▶ **Records from a data collection**:
* * * * *

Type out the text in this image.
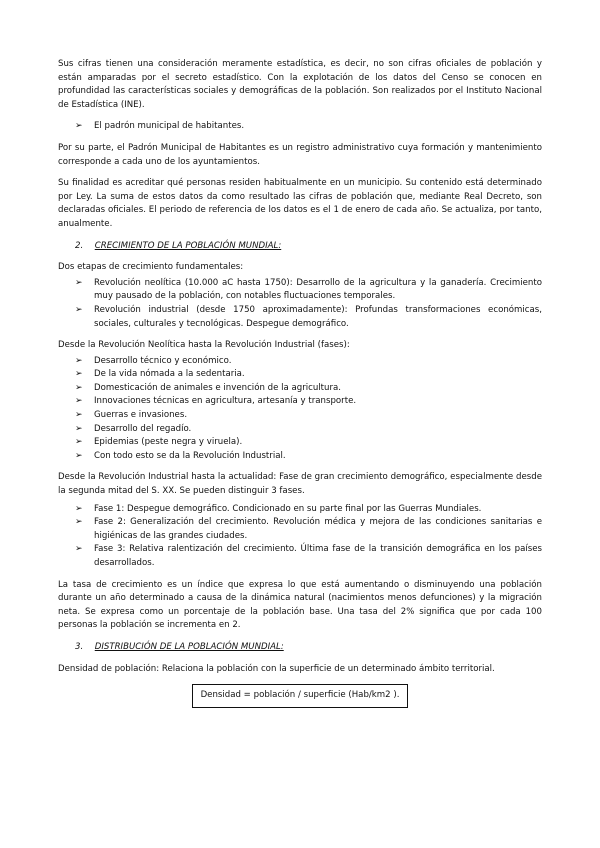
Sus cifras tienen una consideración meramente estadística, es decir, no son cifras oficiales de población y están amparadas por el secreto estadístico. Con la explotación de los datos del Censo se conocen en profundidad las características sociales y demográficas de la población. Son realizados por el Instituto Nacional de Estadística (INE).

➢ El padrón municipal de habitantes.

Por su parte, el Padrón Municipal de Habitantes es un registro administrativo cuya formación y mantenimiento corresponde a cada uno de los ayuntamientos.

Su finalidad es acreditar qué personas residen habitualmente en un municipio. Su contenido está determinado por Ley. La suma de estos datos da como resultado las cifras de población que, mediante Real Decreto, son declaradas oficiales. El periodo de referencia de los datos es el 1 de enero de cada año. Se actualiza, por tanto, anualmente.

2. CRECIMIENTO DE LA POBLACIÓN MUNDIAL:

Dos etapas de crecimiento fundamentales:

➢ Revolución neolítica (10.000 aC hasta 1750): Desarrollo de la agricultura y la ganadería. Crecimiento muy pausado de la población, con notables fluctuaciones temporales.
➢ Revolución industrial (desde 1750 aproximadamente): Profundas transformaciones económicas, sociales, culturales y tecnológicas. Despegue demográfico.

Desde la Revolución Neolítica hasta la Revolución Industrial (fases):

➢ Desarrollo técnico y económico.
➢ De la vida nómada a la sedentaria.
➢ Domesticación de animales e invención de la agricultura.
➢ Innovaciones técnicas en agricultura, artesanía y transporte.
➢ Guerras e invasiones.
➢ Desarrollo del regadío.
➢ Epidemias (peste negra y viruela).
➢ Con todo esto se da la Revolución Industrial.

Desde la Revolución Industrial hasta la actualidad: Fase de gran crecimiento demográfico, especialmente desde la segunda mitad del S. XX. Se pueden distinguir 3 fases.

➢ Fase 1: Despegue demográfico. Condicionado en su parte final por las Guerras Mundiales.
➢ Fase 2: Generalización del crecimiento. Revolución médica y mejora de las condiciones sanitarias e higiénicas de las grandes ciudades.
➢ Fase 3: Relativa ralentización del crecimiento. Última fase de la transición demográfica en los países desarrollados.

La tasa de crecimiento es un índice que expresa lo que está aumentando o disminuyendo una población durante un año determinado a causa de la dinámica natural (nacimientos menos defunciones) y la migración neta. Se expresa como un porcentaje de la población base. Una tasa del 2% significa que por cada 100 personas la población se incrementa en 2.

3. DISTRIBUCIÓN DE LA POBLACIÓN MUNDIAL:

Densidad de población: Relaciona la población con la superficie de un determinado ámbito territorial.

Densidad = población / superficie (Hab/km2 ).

* * * * *

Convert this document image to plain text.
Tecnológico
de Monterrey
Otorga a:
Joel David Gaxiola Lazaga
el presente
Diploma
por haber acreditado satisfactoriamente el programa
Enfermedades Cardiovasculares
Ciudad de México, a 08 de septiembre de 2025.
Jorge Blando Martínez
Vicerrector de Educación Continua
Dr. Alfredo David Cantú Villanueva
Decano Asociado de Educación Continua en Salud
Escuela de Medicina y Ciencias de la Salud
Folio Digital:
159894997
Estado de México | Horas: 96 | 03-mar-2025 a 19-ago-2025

* * * * *

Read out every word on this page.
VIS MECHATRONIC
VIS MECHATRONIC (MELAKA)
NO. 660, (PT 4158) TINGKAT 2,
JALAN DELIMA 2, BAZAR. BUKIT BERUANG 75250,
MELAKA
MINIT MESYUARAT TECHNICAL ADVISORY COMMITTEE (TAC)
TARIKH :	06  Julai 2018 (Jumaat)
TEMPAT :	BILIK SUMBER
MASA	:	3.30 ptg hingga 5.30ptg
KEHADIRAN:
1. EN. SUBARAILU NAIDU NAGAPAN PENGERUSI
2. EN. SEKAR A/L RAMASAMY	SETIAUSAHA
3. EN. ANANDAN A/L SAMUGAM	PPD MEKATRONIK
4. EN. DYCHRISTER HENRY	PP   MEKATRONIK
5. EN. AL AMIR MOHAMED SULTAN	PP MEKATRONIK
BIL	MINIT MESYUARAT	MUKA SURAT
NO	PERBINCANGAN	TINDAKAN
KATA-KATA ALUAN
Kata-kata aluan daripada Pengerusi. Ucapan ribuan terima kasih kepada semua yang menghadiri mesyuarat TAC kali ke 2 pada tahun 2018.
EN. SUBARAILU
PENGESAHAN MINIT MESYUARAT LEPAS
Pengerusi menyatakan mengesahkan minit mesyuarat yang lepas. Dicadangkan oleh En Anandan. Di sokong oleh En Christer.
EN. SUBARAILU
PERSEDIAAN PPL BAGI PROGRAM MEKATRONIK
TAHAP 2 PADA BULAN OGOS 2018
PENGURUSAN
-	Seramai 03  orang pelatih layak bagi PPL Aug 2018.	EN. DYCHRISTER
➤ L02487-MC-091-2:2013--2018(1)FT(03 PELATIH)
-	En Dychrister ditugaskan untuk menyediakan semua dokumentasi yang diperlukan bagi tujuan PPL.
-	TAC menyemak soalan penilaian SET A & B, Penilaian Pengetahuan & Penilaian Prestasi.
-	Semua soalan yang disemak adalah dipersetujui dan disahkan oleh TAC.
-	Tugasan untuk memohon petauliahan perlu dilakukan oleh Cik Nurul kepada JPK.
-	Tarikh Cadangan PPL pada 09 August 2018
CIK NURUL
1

* * * * *

From the data, list each line in which the string "yang" appears.

▶ **SOLUTION TO THIS EXERCISE**:
Kata-kata aluan daripada Pengerusi. Ucapan ribuan terima kasih kepada semua yang menghadiri mesyuarat TAC kali ke 2 pada tahun 2018.
Pengerusi menyatakan mengesahkan minit mesyuarat yang lepas. Dicadangkan oleh En Anandan. Di sokong oleh En Christer.
-	En Dychrister ditugaskan untuk menyediakan semua dokumentasi yang diperlukan bagi tujuan PPL.
-	Semua soalan yang disemak adalah dipersetujui dan disahkan oleh TAC.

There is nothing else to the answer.